What is being asked:
From the material below, copy out each line with the word "seated" in it.

Listed entries:
============

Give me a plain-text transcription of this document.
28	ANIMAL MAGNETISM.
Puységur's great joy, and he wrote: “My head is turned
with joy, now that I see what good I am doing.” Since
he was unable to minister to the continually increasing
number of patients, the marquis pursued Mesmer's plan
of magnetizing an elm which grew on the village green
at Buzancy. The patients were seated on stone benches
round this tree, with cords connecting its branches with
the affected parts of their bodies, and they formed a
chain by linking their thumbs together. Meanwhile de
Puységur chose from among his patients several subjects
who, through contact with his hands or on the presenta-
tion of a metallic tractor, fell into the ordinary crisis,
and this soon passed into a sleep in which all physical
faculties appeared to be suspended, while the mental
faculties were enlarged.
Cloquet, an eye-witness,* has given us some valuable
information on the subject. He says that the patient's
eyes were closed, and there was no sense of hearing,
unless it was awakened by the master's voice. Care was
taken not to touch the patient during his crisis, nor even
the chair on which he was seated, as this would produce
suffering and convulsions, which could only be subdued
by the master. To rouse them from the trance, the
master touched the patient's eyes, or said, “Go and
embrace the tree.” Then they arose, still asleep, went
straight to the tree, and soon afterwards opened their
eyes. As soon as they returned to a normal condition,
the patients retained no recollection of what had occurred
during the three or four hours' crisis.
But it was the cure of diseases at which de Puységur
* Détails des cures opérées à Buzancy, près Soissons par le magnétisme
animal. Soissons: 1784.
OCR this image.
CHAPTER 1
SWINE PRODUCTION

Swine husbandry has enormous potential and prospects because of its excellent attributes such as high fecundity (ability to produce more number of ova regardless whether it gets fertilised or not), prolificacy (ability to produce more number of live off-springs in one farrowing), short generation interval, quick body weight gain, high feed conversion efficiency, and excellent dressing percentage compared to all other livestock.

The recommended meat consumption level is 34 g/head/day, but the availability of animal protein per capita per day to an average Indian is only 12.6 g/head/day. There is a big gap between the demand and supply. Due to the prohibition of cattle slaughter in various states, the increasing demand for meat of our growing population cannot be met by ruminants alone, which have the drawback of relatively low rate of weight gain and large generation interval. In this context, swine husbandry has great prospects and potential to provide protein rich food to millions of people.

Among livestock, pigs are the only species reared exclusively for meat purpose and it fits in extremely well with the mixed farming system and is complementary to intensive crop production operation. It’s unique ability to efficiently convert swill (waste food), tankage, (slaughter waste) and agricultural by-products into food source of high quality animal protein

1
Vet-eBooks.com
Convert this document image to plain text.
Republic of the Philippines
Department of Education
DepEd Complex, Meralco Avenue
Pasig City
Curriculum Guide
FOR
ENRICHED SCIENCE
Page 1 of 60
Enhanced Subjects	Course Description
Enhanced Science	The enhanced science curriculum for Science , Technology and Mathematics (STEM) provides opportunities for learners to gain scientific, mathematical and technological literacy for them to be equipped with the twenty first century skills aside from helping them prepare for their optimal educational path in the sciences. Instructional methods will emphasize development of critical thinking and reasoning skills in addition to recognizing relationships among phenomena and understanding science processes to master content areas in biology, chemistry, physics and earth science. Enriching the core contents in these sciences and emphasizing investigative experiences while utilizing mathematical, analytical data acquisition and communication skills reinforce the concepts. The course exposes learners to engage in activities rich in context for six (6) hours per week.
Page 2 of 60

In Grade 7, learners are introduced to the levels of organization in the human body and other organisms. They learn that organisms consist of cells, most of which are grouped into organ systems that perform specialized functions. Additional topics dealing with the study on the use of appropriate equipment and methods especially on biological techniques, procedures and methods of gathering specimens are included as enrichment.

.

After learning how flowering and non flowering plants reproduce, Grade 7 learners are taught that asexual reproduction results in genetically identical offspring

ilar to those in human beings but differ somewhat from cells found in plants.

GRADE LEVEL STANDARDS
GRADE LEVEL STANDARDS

============

Answer space:
at Buzancy. The patients were seated on stone benches
the chair on which he was seated, as this would produce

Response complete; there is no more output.